| Exercise brief |
Express the rows below as a Markdown table with two columns, "Index" and "Entry": the row's number and the row itself. Omit blank lines.

═════ Data for the task ═════

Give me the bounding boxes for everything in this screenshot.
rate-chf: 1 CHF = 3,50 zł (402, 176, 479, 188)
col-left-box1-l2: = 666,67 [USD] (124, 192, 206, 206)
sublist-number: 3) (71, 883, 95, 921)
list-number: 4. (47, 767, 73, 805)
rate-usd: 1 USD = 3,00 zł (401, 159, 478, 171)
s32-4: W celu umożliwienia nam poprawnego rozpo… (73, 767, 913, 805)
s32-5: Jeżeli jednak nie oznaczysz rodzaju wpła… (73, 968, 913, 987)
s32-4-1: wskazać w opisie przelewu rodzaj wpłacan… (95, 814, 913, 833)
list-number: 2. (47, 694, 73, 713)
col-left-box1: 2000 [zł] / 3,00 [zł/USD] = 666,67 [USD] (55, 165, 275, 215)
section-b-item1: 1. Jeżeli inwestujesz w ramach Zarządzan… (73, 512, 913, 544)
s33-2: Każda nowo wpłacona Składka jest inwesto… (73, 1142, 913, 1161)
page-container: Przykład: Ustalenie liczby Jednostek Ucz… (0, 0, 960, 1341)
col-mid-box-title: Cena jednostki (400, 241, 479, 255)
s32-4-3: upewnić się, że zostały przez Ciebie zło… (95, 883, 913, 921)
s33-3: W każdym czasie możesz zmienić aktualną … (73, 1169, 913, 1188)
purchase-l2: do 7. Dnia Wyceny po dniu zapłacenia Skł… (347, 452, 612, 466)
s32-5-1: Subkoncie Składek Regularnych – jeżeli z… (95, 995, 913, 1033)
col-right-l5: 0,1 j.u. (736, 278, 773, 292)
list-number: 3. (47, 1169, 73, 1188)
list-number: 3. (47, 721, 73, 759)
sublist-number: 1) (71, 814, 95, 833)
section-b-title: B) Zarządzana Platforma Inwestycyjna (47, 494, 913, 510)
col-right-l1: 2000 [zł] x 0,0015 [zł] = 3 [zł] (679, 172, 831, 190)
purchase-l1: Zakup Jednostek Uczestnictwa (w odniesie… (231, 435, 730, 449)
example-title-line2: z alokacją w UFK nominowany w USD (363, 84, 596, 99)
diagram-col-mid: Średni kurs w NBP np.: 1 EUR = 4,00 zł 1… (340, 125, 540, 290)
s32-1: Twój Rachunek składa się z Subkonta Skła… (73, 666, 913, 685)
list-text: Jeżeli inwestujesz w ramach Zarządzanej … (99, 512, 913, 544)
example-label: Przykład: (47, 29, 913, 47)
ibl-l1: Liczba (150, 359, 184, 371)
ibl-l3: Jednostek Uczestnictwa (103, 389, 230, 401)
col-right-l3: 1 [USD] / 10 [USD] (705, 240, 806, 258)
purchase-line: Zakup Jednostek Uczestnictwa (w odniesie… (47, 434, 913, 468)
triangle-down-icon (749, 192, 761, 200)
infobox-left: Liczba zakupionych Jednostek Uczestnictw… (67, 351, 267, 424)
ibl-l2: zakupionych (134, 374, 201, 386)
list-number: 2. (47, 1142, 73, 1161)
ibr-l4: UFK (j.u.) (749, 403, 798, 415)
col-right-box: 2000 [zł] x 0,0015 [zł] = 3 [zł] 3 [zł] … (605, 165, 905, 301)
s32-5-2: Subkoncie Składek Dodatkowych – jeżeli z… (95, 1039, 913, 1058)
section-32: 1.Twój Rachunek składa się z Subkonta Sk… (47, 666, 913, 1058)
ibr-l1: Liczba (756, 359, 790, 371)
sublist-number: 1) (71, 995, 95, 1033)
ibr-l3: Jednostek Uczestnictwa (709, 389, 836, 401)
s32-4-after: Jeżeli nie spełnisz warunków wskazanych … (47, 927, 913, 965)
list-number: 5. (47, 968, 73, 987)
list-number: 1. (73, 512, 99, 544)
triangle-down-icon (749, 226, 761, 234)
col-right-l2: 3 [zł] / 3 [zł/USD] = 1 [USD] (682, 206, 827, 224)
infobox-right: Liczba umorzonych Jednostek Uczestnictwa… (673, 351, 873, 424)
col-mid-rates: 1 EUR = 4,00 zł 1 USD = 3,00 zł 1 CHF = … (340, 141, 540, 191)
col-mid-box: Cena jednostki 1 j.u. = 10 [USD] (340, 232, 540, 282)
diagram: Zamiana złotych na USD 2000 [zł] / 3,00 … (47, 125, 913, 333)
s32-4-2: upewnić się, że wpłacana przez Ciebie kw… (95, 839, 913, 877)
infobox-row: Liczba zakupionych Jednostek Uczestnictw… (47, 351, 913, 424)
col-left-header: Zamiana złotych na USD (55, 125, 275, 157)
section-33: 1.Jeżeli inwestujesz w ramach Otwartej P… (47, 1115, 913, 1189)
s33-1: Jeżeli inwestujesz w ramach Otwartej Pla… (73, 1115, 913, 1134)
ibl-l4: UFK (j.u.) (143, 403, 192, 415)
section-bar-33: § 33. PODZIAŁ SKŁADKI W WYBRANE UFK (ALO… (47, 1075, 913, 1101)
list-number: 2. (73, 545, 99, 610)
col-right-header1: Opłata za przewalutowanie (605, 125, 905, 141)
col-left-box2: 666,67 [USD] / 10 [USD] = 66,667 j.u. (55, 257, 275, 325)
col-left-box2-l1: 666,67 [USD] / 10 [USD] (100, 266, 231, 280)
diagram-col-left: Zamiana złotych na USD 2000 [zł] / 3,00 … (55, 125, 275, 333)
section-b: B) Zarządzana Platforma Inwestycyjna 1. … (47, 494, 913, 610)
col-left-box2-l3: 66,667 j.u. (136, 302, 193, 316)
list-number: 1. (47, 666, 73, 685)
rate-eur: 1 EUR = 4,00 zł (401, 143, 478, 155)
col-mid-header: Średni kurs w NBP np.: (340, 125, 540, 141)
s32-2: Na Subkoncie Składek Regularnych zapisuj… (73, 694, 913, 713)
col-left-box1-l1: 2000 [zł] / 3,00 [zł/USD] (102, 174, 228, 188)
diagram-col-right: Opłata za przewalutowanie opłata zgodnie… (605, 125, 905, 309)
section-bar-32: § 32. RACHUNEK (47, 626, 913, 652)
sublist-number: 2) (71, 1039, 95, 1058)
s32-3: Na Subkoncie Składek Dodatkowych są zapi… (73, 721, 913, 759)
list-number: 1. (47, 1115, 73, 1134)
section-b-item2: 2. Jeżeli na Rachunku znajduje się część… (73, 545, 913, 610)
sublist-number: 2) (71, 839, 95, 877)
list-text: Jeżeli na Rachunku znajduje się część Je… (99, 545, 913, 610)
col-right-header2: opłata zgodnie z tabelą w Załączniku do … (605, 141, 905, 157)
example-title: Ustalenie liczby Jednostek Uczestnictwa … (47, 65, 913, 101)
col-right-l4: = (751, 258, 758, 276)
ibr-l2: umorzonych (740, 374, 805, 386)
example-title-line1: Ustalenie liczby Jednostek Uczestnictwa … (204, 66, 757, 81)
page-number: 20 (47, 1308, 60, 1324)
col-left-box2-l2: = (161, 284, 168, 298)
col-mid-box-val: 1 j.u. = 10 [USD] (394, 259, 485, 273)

═════

| Solution |
| Index | Entry |
|---|---|
| 1 | Give me the bounding boxes for everything in this screenshot. |
| 2 | rate-chf: 1 CHF = 3,50 zł (402, 176, 479, 188) |
| 3 | col-left-box1-l2: = 666,67 [USD] (124, 192, 206, 206) |
| 4 | sublist-number: 3) (71, 883, 95, 921) |
| 5 | list-number: 4. (47, 767, 73, 805) |
| 6 | rate-usd: 1 USD = 3,00 zł (401, 159, 478, 171) |
| 7 | s32-4: W celu umożliwienia nam poprawnego rozpo… (73, 767, 913, 805) |
| 8 | s32-5: Jeżeli jednak nie oznaczysz rodzaju wpła… (73, 968, 913, 987) |
| 9 | s32-4-1: wskazać w opisie przelewu rodzaj wpłacan… (95, 814, 913, 833) |
| 10 | list-number: 2. (47, 694, 73, 713) |
| 11 | col-left-box1: 2000 [zł] / 3,00 [zł/USD] = 666,67 [USD] (55, 165, 275, 215) |
| 12 | section-b-item1: 1. Jeżeli inwestujesz w ramach Zarządzan… (73, 512, 913, 544) |
| 13 | s33-2: Każda nowo wpłacona Składka jest inwesto… (73, 1142, 913, 1161) |
| 14 | page-container: Przykład: Ustalenie liczby Jednostek Ucz… (0, 0, 960, 1341) |
| 15 | col-mid-box-title: Cena jednostki (400, 241, 479, 255) |
| 16 | s32-4-3: upewnić się, że zostały przez Ciebie zło… (95, 883, 913, 921) |
| 17 | s33-3: W każdym czasie możesz zmienić aktualną … (73, 1169, 913, 1188) |
| 18 | purchase-l2: do 7. Dnia Wyceny po dniu zapłacenia Skł… (347, 452, 612, 466) |
| 19 | s32-5-1: Subkoncie Składek Regularnych – jeżeli z… (95, 995, 913, 1033) |
| 20 | col-right-l5: 0,1 j.u. (736, 278, 773, 292) |
| 21 | list-number: 3. (47, 1169, 73, 1188) |
| 22 | list-number: 3. (47, 721, 73, 759) |
| 23 | sublist-number: 1) (71, 814, 95, 833) |
| 24 | section-b-title: B) Zarządzana Platforma Inwestycyjna (47, 494, 913, 510) |
| 25 | col-right-l1: 2000 [zł] x 0,0015 [zł] = 3 [zł] (679, 172, 831, 190) |
| 26 | purchase-l1: Zakup Jednostek Uczestnictwa (w odniesie… (231, 435, 730, 449) |
| 27 | example-title-line2: z alokacją w UFK nominowany w USD (363, 84, 596, 99) |
| 28 | diagram-col-mid: Średni kurs w NBP np.: 1 EUR = 4,00 zł 1… (340, 125, 540, 290) |
| 29 | s32-1: Twój Rachunek składa się z Subkonta Skła… (73, 666, 913, 685) |
| 30 | list-text: Jeżeli inwestujesz w ramach Zarządzanej … (99, 512, 913, 544) |
| 31 | example-label: Przykład: (47, 29, 913, 47) |
| 32 | ibl-l1: Liczba (150, 359, 184, 371) |
| 33 | ibl-l3: Jednostek Uczestnictwa (103, 389, 230, 401) |
| 34 | col-right-l3: 1 [USD] / 10 [USD] (705, 240, 806, 258) |
| 35 | purchase-line: Zakup Jednostek Uczestnictwa (w odniesie… (47, 434, 913, 468) |
| 36 | triangle-down-icon (749, 192, 761, 200) |
| 37 | infobox-left: Liczba zakupionych Jednostek Uczestnictw… (67, 351, 267, 424) |
| 38 | ibl-l2: zakupionych (134, 374, 201, 386) |
| 39 | list-number: 2. (47, 1142, 73, 1161) |
| 40 | ibr-l4: UFK (j.u.) (749, 403, 798, 415) |
| 41 | col-right-box: 2000 [zł] x 0,0015 [zł] = 3 [zł] 3 [zł] … (605, 165, 905, 301) |
| 42 | s32-5-2: Subkoncie Składek Dodatkowych – jeżeli z… (95, 1039, 913, 1058) |
| 43 | section-32: 1.Twój Rachunek składa się z Subkonta Sk… (47, 666, 913, 1058) |
| 44 | ibr-l1: Liczba (756, 359, 790, 371) |
| 45 | sublist-number: 1) (71, 995, 95, 1033) |
| 46 | ibr-l3: Jednostek Uczestnictwa (709, 389, 836, 401) |
| 47 | s32-4-after: Jeżeli nie spełnisz warunków wskazanych … (47, 927, 913, 965) |
| 48 | list-number: 5. (47, 968, 73, 987) |
| 49 | list-number: 1. (73, 512, 99, 544) |
| 50 | triangle-down-icon (749, 226, 761, 234) |
| 51 | col-right-l2: 3 [zł] / 3 [zł/USD] = 1 [USD] (682, 206, 827, 224) |
| 52 | infobox-right: Liczba umorzonych Jednostek Uczestnictwa… (673, 351, 873, 424) |
| 53 | col-mid-rates: 1 EUR = 4,00 zł 1 USD = 3,00 zł 1 CHF = … (340, 141, 540, 191) |
| 54 | col-mid-box: Cena jednostki 1 j.u. = 10 [USD] (340, 232, 540, 282) |
| 55 | diagram: Zamiana złotych na USD 2000 [zł] / 3,00 … (47, 125, 913, 333) |
| 56 | s32-4-2: upewnić się, że wpłacana przez Ciebie kw… (95, 839, 913, 877) |
| 57 | infobox-row: Liczba zakupionych Jednostek Uczestnictw… (47, 351, 913, 424) |
| 58 | col-left-header: Zamiana złotych na USD (55, 125, 275, 157) |
| 59 | section-33: 1.Jeżeli inwestujesz w ramach Otwartej P… (47, 1115, 913, 1189) |
| 60 | s33-1: Jeżeli inwestujesz w ramach Otwartej Pla… (73, 1115, 913, 1134) |
| 61 | ibl-l4: UFK (j.u.) (143, 403, 192, 415) |
| 62 | section-bar-33: § 33. PODZIAŁ SKŁADKI W WYBRANE UFK (ALO… (47, 1075, 913, 1101) |
| 63 | list-number: 2. (73, 545, 99, 610) |
| 64 | col-right-header1: Opłata za przewalutowanie (605, 125, 905, 141) |
| 65 | col-left-box2: 666,67 [USD] / 10 [USD] = 66,667 j.u. (55, 257, 275, 325) |
| 66 | col-left-box2-l1: 666,67 [USD] / 10 [USD] (100, 266, 231, 280) |
| 67 | diagram-col-left: Zamiana złotych na USD 2000 [zł] / 3,00 … (55, 125, 275, 333) |
| 68 | section-b: B) Zarządzana Platforma Inwestycyjna 1. … (47, 494, 913, 610) |
| 69 | col-left-box2-l3: 66,667 j.u. (136, 302, 193, 316) |
| 70 | list-number: 1. (47, 666, 73, 685) |
| 71 | rate-eur: 1 EUR = 4,00 zł (401, 143, 478, 155) |
| 72 | col-mid-header: Średni kurs w NBP np.: (340, 125, 540, 141) |
| 73 | s32-2: Na Subkoncie Składek Regularnych zapisuj… (73, 694, 913, 713) |
| 74 | col-left-box1-l1: 2000 [zł] / 3,00 [zł/USD] (102, 174, 228, 188) |
| 75 | diagram-col-right: Opłata za przewalutowanie opłata zgodnie… (605, 125, 905, 309) |
| 76 | section-bar-32: § 32. RACHUNEK (47, 626, 913, 652) |
| 77 | sublist-number: 2) (71, 1039, 95, 1058) |
| 78 | s32-3: Na Subkoncie Składek Dodatkowych są zapi… (73, 721, 913, 759) |
| 79 | list-number: 1. (47, 1115, 73, 1134) |
| 80 | section-b-item2: 2. Jeżeli na Rachunku znajduje się część… (73, 545, 913, 610) |
| 81 | sublist-number: 2) (71, 839, 95, 877) |
| 82 | list-text: Jeżeli na Rachunku znajduje się część Je… (99, 545, 913, 610) |
| 83 | col-right-header2: opłata zgodnie z tabelą w Załączniku do … (605, 141, 905, 157) |
| 84 | example-title: Ustalenie liczby Jednostek Uczestnictwa … (47, 65, 913, 101) |
| 85 | col-right-l4: = (751, 258, 758, 276) |
| 86 | ibr-l2: umorzonych (740, 374, 805, 386) |
| 87 | example-title-line1: Ustalenie liczby Jednostek Uczestnictwa … (204, 66, 757, 81) |
| 88 | page-number: 20 (47, 1308, 60, 1324) |
| 89 | col-left-box2-l2: = (161, 284, 168, 298) |
| 90 | col-mid-box-val: 1 j.u. = 10 [USD] (394, 259, 485, 273) |